Set task = Reproduce the entire listing word for word.

Working data =
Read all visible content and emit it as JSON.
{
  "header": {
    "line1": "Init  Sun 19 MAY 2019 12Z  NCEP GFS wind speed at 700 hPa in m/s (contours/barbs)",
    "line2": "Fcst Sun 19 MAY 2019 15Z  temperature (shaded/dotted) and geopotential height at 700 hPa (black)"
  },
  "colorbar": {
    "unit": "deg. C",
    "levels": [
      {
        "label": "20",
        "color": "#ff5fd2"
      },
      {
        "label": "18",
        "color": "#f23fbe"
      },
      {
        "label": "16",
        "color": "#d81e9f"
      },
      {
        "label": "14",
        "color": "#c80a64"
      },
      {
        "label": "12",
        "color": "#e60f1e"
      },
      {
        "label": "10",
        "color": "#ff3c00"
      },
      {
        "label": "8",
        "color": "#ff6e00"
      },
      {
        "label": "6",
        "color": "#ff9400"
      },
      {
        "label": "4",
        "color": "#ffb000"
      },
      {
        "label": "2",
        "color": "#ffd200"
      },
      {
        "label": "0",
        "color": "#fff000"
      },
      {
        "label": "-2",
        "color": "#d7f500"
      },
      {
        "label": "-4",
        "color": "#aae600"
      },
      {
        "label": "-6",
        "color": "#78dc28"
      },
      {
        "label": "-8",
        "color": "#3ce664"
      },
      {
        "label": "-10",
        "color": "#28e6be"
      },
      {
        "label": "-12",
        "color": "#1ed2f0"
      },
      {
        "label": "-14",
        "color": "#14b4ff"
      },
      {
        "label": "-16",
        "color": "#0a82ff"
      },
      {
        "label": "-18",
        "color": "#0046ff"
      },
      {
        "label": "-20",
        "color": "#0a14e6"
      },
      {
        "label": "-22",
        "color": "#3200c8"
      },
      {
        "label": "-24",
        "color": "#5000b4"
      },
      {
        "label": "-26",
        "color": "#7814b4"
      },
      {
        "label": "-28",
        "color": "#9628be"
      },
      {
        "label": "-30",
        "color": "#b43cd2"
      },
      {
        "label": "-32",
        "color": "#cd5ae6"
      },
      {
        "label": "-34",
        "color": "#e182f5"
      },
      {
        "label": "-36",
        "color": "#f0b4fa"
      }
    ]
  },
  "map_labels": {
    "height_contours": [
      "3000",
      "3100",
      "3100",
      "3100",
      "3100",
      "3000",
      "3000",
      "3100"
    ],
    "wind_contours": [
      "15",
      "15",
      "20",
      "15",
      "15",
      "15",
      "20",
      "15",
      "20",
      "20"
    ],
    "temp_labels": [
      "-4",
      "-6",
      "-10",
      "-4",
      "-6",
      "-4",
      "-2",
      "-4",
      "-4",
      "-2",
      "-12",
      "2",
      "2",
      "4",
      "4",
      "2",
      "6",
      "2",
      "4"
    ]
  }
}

Exercise result =
Read all visible content and emit it as JSON.
{
  "header": {
    "line1": "Init  Sun 19 MAY 2019 12Z  NCEP GFS wind speed at 700 hPa in m/s (contours/barbs)",
    "line2": "Fcst Sun 19 MAY 2019 15Z  temperature (shaded/dotted) and geopotential height at 700 hPa (black)"
  },
  "colorbar": {
    "unit": "deg. C",
    "levels": [
      {
        "label": "20",
        "color": "#ff5fd2"
      },
      {
        "label": "18",
        "color": "#f23fbe"
      },
      {
        "label": "16",
        "color": "#d81e9f"
      },
      {
        "label": "14",
        "color": "#c80a64"
      },
      {
        "label": "12",
        "color": "#e60f1e"
      },
      {
        "label": "10",
        "color": "#ff3c00"
      },
      {
        "label": "8",
        "color": "#ff6e00"
      },
      {
        "label": "6",
        "color": "#ff9400"
      },
      {
        "label": "4",
        "color": "#ffb000"
      },
      {
        "label": "2",
        "color": "#ffd200"
      },
      {
        "label": "0",
        "color": "#fff000"
      },
      {
        "label": "-2",
        "color": "#d7f500"
      },
      {
        "label": "-4",
        "color": "#aae600"
      },
      {
        "label": "-6",
        "color": "#78dc28"
      },
      {
        "label": "-8",
        "color": "#3ce664"
      },
      {
        "label": "-10",
        "color": "#28e6be"
      },
      {
        "label": "-12",
        "color": "#1ed2f0"
      },
      {
        "label": "-14",
        "color": "#14b4ff"
      },
      {
        "label": "-16",
        "color": "#0a82ff"
      },
      {
        "label": "-18",
        "color": "#0046ff"
      },
      {
        "label": "-20",
        "color": "#0a14e6"
      },
      {
        "label": "-22",
        "color": "#3200c8"
      },
      {
        "label": "-24",
        "color": "#5000b4"
      },
      {
        "label": "-26",
        "color": "#7814b4"
      },
      {
        "label": "-28",
        "color": "#9628be"
      },
      {
        "label": "-30",
        "color": "#b43cd2"
      },
      {
        "label": "-32",
        "color": "#cd5ae6"
      },
      {
        "label": "-34",
        "color": "#e182f5"
      },
      {
        "label": "-36",
        "color": "#f0b4fa"
      }
    ]
  },
  "map_labels": {
    "height_contours": [
      "3000",
      "3100",
      "3100",
      "3100",
      "3100",
      "3000",
      "3000",
      "3100"
    ],
    "wind_contours": [
      "15",
      "15",
      "20",
      "15",
      "15",
      "15",
      "20",
      "15",
      "20",
      "20"
    ],
    "temp_labels": [
      "-4",
      "-6",
      "-10",
      "-4",
      "-6",
      "-4",
      "-2",
      "-4",
      "-4",
      "-2",
      "-12",
      "2",
      "2",
      "4",
      "4",
      "2",
      "6",
      "2",
      "4"
    ]
  }
}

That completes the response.